- _Requirement_
Below are some records; repeat them all exactly, minus the pictures.

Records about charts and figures
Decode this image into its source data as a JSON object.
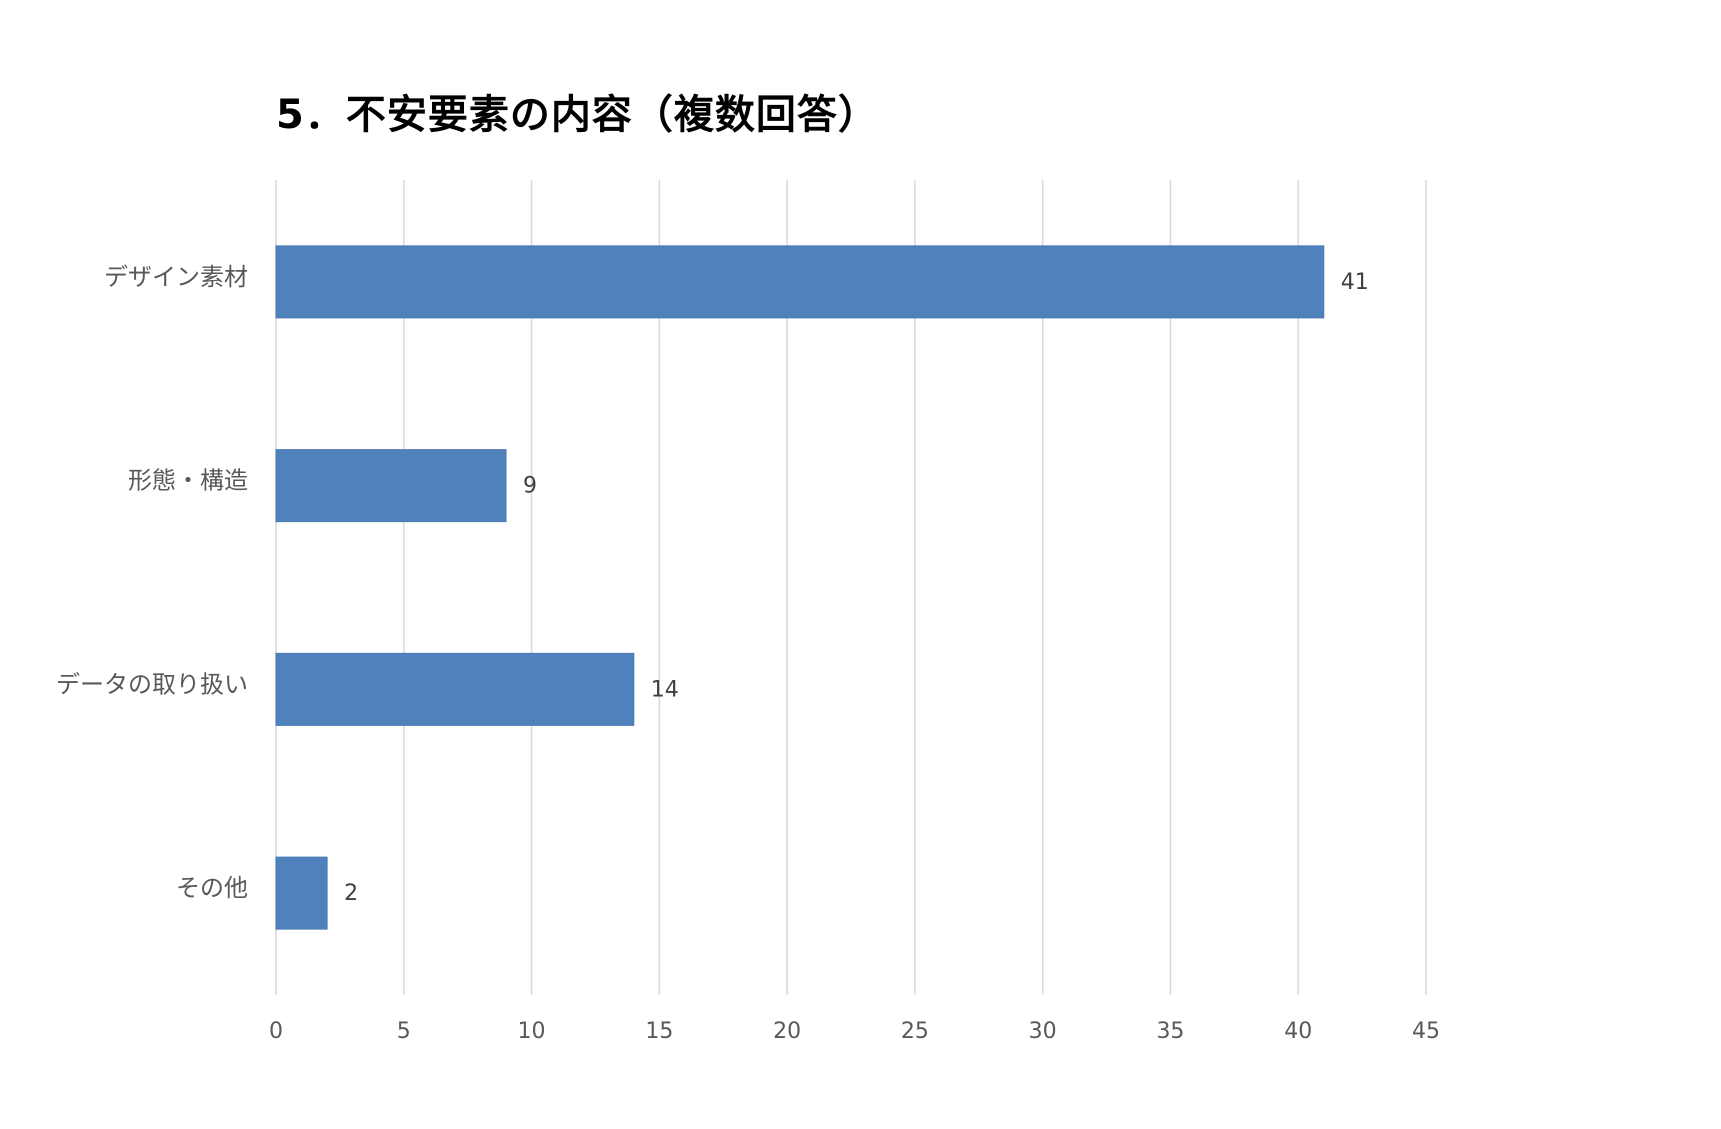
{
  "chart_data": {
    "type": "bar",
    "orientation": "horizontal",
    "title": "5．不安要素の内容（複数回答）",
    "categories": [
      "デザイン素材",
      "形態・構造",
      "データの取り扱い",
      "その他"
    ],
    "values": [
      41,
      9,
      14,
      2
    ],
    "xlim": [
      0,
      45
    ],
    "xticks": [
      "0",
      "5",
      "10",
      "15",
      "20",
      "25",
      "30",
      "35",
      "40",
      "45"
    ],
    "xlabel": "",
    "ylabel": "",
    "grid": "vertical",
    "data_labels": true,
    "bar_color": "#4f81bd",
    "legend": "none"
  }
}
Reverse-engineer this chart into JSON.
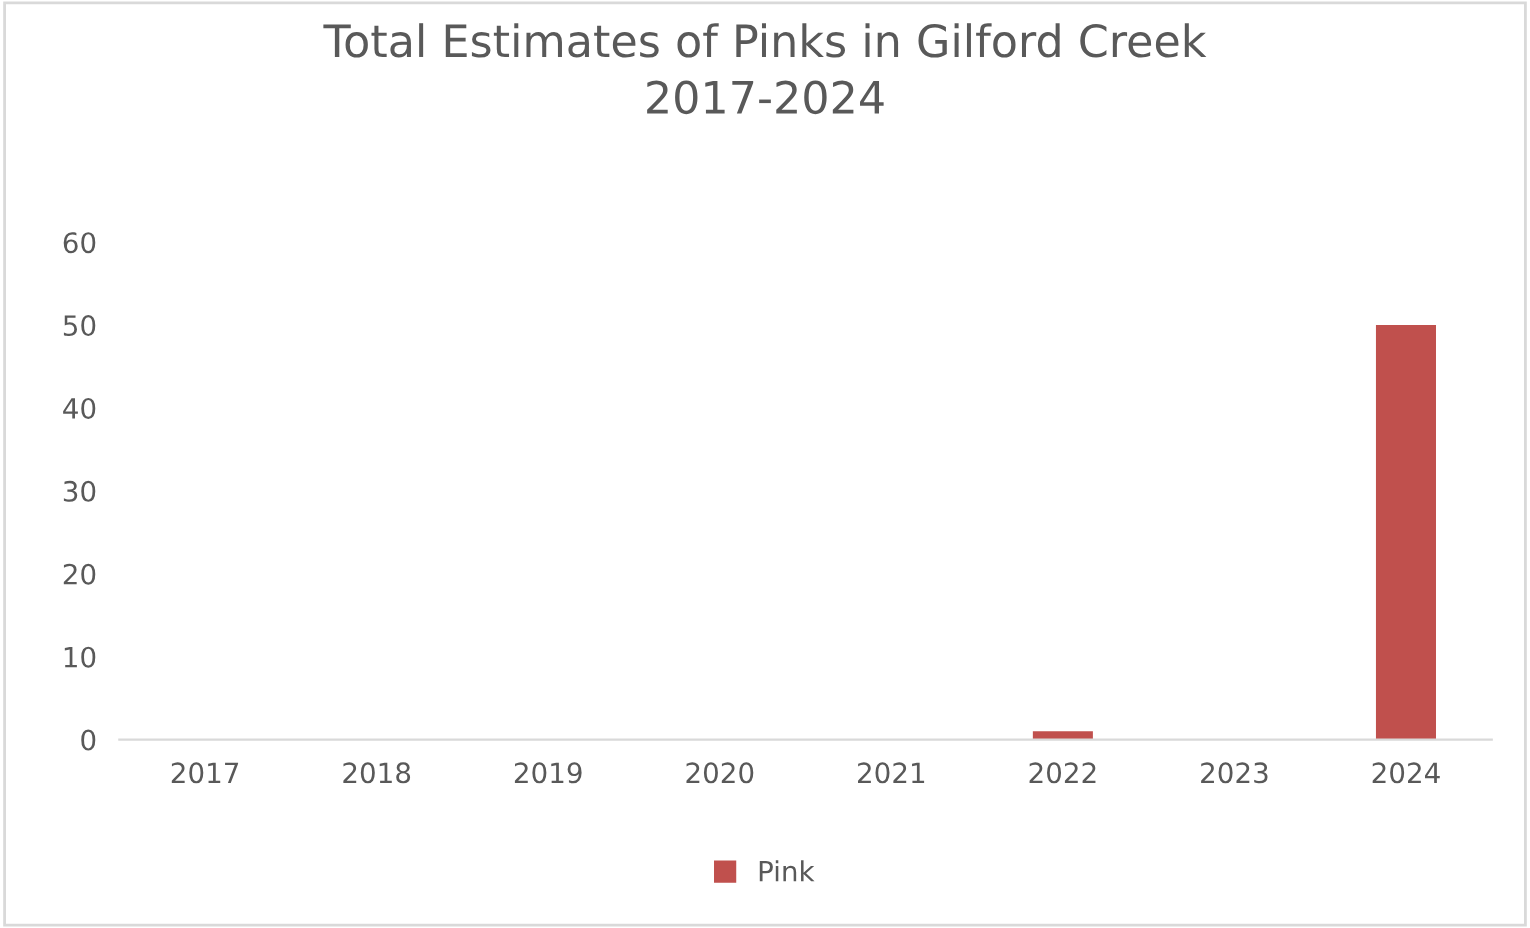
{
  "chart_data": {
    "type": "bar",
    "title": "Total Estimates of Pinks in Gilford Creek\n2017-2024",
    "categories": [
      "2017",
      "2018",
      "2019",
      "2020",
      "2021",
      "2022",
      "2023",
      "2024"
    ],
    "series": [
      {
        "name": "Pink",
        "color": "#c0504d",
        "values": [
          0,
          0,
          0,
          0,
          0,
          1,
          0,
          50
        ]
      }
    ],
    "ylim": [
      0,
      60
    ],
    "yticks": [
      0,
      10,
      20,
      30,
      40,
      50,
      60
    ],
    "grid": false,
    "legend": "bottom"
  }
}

- _Problem solution_
Decode this image into its source data as a JSON object.
{
  "chart_data": {
    "type": "bar",
    "orientation": "horizontal",
    "title": "5．不安要素の内容（複数回答）",
    "categories": [
      "デザイン素材",
      "形態・構造",
      "データの取り扱い",
      "その他"
    ],
    "values": [
      41,
      9,
      14,
      2
    ],
    "xlim": [
      0,
      45
    ],
    "xticks": [
      "0",
      "5",
      "10",
      "15",
      "20",
      "25",
      "30",
      "35",
      "40",
      "45"
    ],
    "xlabel": "",
    "ylabel": "",
    "grid": "vertical",
    "data_labels": true,
    "bar_color": "#4f81bd",
    "legend": "none"
  }
}
Reverse-engineer this chart into JSON.
{
  "chart_data": {
    "type": "bar",
    "title": "Total Estimates of Pinks in Gilford Creek\n2017-2024",
    "categories": [
      "2017",
      "2018",
      "2019",
      "2020",
      "2021",
      "2022",
      "2023",
      "2024"
    ],
    "series": [
      {
        "name": "Pink",
        "color": "#c0504d",
        "values": [
          0,
          0,
          0,
          0,
          0,
          1,
          0,
          50
        ]
      }
    ],
    "ylim": [
      0,
      60
    ],
    "yticks": [
      0,
      10,
      20,
      30,
      40,
      50,
      60
    ],
    "grid": false,
    "legend": "bottom"
  }
}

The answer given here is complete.